> _SET EXERCISE_
Repeat each line exactly, leaving nothing out.

> _DATA ROWS_

--- start ---

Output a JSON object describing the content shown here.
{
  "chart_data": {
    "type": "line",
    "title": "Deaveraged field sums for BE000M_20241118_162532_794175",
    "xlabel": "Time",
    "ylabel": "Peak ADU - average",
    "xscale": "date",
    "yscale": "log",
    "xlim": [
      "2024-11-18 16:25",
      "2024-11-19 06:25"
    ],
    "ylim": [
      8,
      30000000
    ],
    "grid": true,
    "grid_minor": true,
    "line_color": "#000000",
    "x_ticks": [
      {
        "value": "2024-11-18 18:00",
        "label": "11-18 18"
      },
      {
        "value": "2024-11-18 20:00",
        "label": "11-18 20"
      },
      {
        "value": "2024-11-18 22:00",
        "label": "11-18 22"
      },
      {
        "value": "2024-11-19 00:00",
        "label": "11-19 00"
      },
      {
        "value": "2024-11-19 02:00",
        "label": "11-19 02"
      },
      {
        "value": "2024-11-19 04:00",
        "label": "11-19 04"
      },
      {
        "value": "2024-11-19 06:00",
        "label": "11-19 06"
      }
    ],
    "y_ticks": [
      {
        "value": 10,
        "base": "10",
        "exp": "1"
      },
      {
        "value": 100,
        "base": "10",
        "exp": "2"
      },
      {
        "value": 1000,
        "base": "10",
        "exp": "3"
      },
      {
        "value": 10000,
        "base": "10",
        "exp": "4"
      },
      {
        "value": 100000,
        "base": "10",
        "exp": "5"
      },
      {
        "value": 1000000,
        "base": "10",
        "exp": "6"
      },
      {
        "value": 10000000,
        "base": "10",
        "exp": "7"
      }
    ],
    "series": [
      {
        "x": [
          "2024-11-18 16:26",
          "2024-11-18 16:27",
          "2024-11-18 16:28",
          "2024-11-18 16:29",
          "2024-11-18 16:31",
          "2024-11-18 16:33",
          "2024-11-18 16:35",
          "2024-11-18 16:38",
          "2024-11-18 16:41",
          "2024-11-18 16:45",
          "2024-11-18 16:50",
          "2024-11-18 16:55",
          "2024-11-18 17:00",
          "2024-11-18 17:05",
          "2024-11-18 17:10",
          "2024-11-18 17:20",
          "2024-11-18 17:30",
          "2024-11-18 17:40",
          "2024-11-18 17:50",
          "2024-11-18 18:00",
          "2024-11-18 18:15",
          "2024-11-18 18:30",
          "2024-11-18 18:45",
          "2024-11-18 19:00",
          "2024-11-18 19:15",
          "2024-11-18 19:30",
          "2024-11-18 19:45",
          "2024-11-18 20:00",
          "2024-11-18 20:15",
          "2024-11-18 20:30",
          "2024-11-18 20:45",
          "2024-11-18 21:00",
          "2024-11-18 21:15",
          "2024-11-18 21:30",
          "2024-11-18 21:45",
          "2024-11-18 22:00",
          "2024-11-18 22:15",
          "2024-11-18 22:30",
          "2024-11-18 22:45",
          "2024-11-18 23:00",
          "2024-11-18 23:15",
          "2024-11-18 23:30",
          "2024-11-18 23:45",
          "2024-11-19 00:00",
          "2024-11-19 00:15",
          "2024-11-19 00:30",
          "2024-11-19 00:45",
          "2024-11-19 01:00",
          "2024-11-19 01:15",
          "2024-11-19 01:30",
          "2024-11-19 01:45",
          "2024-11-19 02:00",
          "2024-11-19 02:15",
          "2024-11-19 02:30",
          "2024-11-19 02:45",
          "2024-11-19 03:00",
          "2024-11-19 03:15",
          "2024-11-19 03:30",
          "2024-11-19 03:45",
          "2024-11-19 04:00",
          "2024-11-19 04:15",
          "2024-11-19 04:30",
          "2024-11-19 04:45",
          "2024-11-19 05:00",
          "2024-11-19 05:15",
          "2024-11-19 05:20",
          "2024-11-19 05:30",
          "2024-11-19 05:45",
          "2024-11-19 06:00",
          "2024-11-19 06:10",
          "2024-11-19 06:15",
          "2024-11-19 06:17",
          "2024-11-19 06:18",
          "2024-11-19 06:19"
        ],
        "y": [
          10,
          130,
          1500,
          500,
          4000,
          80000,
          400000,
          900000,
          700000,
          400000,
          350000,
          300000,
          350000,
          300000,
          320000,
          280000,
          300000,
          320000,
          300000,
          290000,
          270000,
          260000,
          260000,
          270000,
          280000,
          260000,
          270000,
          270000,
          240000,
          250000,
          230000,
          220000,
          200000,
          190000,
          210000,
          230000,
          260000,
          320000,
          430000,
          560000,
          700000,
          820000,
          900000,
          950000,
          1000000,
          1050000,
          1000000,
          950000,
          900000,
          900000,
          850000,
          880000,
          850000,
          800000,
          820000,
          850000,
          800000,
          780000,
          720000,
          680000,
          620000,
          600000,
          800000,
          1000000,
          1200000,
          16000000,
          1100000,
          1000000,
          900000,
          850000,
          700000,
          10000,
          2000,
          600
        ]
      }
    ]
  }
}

--- end ---

> _RESPONSE TO THIS TASK_
Output a JSON object describing the content shown here.
{
  "chart_data": {
    "type": "line",
    "title": "Deaveraged field sums for BE000M_20241118_162532_794175",
    "xlabel": "Time",
    "ylabel": "Peak ADU - average",
    "xscale": "date",
    "yscale": "log",
    "xlim": [
      "2024-11-18 16:25",
      "2024-11-19 06:25"
    ],
    "ylim": [
      8,
      30000000
    ],
    "grid": true,
    "grid_minor": true,
    "line_color": "#000000",
    "x_ticks": [
      {
        "value": "2024-11-18 18:00",
        "label": "11-18 18"
      },
      {
        "value": "2024-11-18 20:00",
        "label": "11-18 20"
      },
      {
        "value": "2024-11-18 22:00",
        "label": "11-18 22"
      },
      {
        "value": "2024-11-19 00:00",
        "label": "11-19 00"
      },
      {
        "value": "2024-11-19 02:00",
        "label": "11-19 02"
      },
      {
        "value": "2024-11-19 04:00",
        "label": "11-19 04"
      },
      {
        "value": "2024-11-19 06:00",
        "label": "11-19 06"
      }
    ],
    "y_ticks": [
      {
        "value": 10,
        "base": "10",
        "exp": "1"
      },
      {
        "value": 100,
        "base": "10",
        "exp": "2"
      },
      {
        "value": 1000,
        "base": "10",
        "exp": "3"
      },
      {
        "value": 10000,
        "base": "10",
        "exp": "4"
      },
      {
        "value": 100000,
        "base": "10",
        "exp": "5"
      },
      {
        "value": 1000000,
        "base": "10",
        "exp": "6"
      },
      {
        "value": 10000000,
        "base": "10",
        "exp": "7"
      }
    ],
    "series": [
      {
        "x": [
          "2024-11-18 16:26",
          "2024-11-18 16:27",
          "2024-11-18 16:28",
          "2024-11-18 16:29",
          "2024-11-18 16:31",
          "2024-11-18 16:33",
          "2024-11-18 16:35",
          "2024-11-18 16:38",
          "2024-11-18 16:41",
          "2024-11-18 16:45",
          "2024-11-18 16:50",
          "2024-11-18 16:55",
          "2024-11-18 17:00",
          "2024-11-18 17:05",
          "2024-11-18 17:10",
          "2024-11-18 17:20",
          "2024-11-18 17:30",
          "2024-11-18 17:40",
          "2024-11-18 17:50",
          "2024-11-18 18:00",
          "2024-11-18 18:15",
          "2024-11-18 18:30",
          "2024-11-18 18:45",
          "2024-11-18 19:00",
          "2024-11-18 19:15",
          "2024-11-18 19:30",
          "2024-11-18 19:45",
          "2024-11-18 20:00",
          "2024-11-18 20:15",
          "2024-11-18 20:30",
          "2024-11-18 20:45",
          "2024-11-18 21:00",
          "2024-11-18 21:15",
          "2024-11-18 21:30",
          "2024-11-18 21:45",
          "2024-11-18 22:00",
          "2024-11-18 22:15",
          "2024-11-18 22:30",
          "2024-11-18 22:45",
          "2024-11-18 23:00",
          "2024-11-18 23:15",
          "2024-11-18 23:30",
          "2024-11-18 23:45",
          "2024-11-19 00:00",
          "2024-11-19 00:15",
          "2024-11-19 00:30",
          "2024-11-19 00:45",
          "2024-11-19 01:00",
          "2024-11-19 01:15",
          "2024-11-19 01:30",
          "2024-11-19 01:45",
          "2024-11-19 02:00",
          "2024-11-19 02:15",
          "2024-11-19 02:30",
          "2024-11-19 02:45",
          "2024-11-19 03:00",
          "2024-11-19 03:15",
          "2024-11-19 03:30",
          "2024-11-19 03:45",
          "2024-11-19 04:00",
          "2024-11-19 04:15",
          "2024-11-19 04:30",
          "2024-11-19 04:45",
          "2024-11-19 05:00",
          "2024-11-19 05:15",
          "2024-11-19 05:20",
          "2024-11-19 05:30",
          "2024-11-19 05:45",
          "2024-11-19 06:00",
          "2024-11-19 06:10",
          "2024-11-19 06:15",
          "2024-11-19 06:17",
          "2024-11-19 06:18",
          "2024-11-19 06:19"
        ],
        "y": [
          10,
          130,
          1500,
          500,
          4000,
          80000,
          400000,
          900000,
          700000,
          400000,
          350000,
          300000,
          350000,
          300000,
          320000,
          280000,
          300000,
          320000,
          300000,
          290000,
          270000,
          260000,
          260000,
          270000,
          280000,
          260000,
          270000,
          270000,
          240000,
          250000,
          230000,
          220000,
          200000,
          190000,
          210000,
          230000,
          260000,
          320000,
          430000,
          560000,
          700000,
          820000,
          900000,
          950000,
          1000000,
          1050000,
          1000000,
          950000,
          900000,
          900000,
          850000,
          880000,
          850000,
          800000,
          820000,
          850000,
          800000,
          780000,
          720000,
          680000,
          620000,
          600000,
          800000,
          1000000,
          1200000,
          16000000,
          1100000,
          1000000,
          900000,
          850000,
          700000,
          10000,
          2000,
          600
        ]
      }
    ]
  }
}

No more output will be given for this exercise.